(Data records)

╭──

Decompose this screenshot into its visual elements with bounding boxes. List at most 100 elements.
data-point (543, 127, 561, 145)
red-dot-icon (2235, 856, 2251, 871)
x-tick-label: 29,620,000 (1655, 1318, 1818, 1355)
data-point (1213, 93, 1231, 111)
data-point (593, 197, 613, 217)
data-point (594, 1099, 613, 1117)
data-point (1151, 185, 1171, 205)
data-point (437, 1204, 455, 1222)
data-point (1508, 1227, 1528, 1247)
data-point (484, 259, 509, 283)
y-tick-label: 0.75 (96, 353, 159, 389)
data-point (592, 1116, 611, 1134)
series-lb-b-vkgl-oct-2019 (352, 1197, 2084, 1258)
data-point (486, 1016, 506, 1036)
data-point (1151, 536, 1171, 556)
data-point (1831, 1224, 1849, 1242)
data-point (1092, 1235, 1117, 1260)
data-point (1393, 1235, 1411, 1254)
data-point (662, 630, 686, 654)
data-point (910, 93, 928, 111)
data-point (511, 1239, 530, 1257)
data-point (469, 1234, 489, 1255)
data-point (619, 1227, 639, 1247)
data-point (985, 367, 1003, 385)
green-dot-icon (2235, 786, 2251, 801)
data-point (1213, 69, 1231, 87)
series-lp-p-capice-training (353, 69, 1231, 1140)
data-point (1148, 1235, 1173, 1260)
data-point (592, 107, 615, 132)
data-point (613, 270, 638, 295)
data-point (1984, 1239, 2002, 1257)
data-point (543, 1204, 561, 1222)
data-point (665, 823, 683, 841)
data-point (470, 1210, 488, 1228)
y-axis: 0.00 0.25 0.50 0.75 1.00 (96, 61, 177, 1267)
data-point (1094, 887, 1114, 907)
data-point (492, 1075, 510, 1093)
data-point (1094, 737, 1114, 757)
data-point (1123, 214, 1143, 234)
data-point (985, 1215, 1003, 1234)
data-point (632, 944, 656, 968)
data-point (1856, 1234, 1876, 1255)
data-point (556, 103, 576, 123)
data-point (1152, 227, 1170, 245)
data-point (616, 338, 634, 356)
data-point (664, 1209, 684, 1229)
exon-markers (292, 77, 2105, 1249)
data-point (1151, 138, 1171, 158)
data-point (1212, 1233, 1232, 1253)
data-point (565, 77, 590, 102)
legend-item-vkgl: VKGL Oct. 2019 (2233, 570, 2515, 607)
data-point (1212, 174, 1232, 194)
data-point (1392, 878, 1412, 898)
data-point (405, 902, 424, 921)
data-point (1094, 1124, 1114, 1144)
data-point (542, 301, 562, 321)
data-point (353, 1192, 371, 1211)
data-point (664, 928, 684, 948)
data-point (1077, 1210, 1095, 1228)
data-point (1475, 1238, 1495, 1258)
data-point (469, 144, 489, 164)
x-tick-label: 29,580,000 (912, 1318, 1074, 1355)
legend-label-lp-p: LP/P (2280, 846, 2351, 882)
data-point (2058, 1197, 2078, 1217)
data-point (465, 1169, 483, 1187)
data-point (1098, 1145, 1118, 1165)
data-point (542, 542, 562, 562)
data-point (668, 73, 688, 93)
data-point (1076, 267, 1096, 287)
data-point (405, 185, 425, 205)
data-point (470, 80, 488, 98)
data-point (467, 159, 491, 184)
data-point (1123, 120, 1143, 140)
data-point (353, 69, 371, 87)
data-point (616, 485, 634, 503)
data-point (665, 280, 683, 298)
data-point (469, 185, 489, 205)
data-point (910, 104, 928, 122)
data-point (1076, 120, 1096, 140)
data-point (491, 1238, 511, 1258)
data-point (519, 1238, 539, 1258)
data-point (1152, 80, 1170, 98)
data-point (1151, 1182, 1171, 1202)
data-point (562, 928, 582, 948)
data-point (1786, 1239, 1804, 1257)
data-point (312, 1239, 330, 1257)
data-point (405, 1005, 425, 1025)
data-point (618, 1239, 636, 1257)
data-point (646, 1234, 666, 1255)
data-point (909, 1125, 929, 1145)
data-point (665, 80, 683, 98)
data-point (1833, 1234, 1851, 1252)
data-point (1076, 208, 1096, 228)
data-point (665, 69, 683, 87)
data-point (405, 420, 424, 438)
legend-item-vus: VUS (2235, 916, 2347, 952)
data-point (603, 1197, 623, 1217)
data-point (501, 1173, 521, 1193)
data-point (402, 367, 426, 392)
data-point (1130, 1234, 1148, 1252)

╰──

= Given instruction =
Rewrite every line of the data above, renaming "data-point" to "point" wherever it occurs and leaving everything else unchanged.

= Answer for this exercise =
Decompose this screenshot into its visual elements with bounding boxes. List at most 100 elements.
point (543, 127, 561, 145)
red-dot-icon (2235, 856, 2251, 871)
x-tick-label: 29,620,000 (1655, 1318, 1818, 1355)
point (1213, 93, 1231, 111)
point (593, 197, 613, 217)
point (594, 1099, 613, 1117)
point (1151, 185, 1171, 205)
point (437, 1204, 455, 1222)
point (1508, 1227, 1528, 1247)
point (484, 259, 509, 283)
y-tick-label: 0.75 (96, 353, 159, 389)
point (592, 1116, 611, 1134)
series-lb-b-vkgl-oct-2019 (352, 1197, 2084, 1258)
point (486, 1016, 506, 1036)
point (1151, 536, 1171, 556)
point (1831, 1224, 1849, 1242)
point (1092, 1235, 1117, 1260)
point (1393, 1235, 1411, 1254)
point (662, 630, 686, 654)
point (910, 93, 928, 111)
point (511, 1239, 530, 1257)
point (469, 1234, 489, 1255)
point (619, 1227, 639, 1247)
point (985, 367, 1003, 385)
green-dot-icon (2235, 786, 2251, 801)
point (1213, 69, 1231, 87)
series-lp-p-capice-training (353, 69, 1231, 1140)
point (1148, 1235, 1173, 1260)
point (592, 107, 615, 132)
point (613, 270, 638, 295)
point (1984, 1239, 2002, 1257)
point (543, 1204, 561, 1222)
point (665, 823, 683, 841)
point (470, 1210, 488, 1228)
y-axis: 0.00 0.25 0.50 0.75 1.00 (96, 61, 177, 1267)
point (1094, 887, 1114, 907)
point (492, 1075, 510, 1093)
point (1094, 737, 1114, 757)
point (1123, 214, 1143, 234)
point (985, 1215, 1003, 1234)
point (632, 944, 656, 968)
point (1856, 1234, 1876, 1255)
point (556, 103, 576, 123)
point (1152, 227, 1170, 245)
point (616, 338, 634, 356)
point (664, 1209, 684, 1229)
exon-markers (292, 77, 2105, 1249)
point (1151, 138, 1171, 158)
point (1212, 1233, 1232, 1253)
point (565, 77, 590, 102)
legend-item-vkgl: VKGL Oct. 2019 (2233, 570, 2515, 607)
point (1212, 174, 1232, 194)
point (1392, 878, 1412, 898)
point (405, 902, 424, 921)
point (1094, 1124, 1114, 1144)
point (542, 301, 562, 321)
point (353, 1192, 371, 1211)
point (664, 928, 684, 948)
point (1077, 1210, 1095, 1228)
point (1475, 1238, 1495, 1258)
point (469, 144, 489, 164)
x-tick-label: 29,580,000 (912, 1318, 1074, 1355)
legend-label-lp-p: LP/P (2280, 846, 2351, 882)
point (2058, 1197, 2078, 1217)
point (465, 1169, 483, 1187)
point (1098, 1145, 1118, 1165)
point (542, 542, 562, 562)
point (668, 73, 688, 93)
point (1076, 267, 1096, 287)
point (405, 185, 425, 205)
point (470, 80, 488, 98)
point (467, 159, 491, 184)
point (1123, 120, 1143, 140)
point (353, 69, 371, 87)
point (616, 485, 634, 503)
point (665, 280, 683, 298)
point (469, 185, 489, 205)
point (910, 104, 928, 122)
point (1076, 120, 1096, 140)
point (491, 1238, 511, 1258)
point (519, 1238, 539, 1258)
point (1152, 80, 1170, 98)
point (1151, 1182, 1171, 1202)
point (562, 928, 582, 948)
point (1786, 1239, 1804, 1257)
point (312, 1239, 330, 1257)
point (405, 1005, 425, 1025)
point (618, 1239, 636, 1257)
point (646, 1234, 666, 1255)
point (909, 1125, 929, 1145)
point (665, 80, 683, 98)
point (1833, 1234, 1851, 1252)
point (1076, 208, 1096, 228)
point (665, 69, 683, 87)
point (405, 420, 424, 438)
legend-item-vus: VUS (2235, 916, 2347, 952)
point (603, 1197, 623, 1217)
point (501, 1173, 521, 1193)
point (402, 367, 426, 392)
point (1130, 1234, 1148, 1252)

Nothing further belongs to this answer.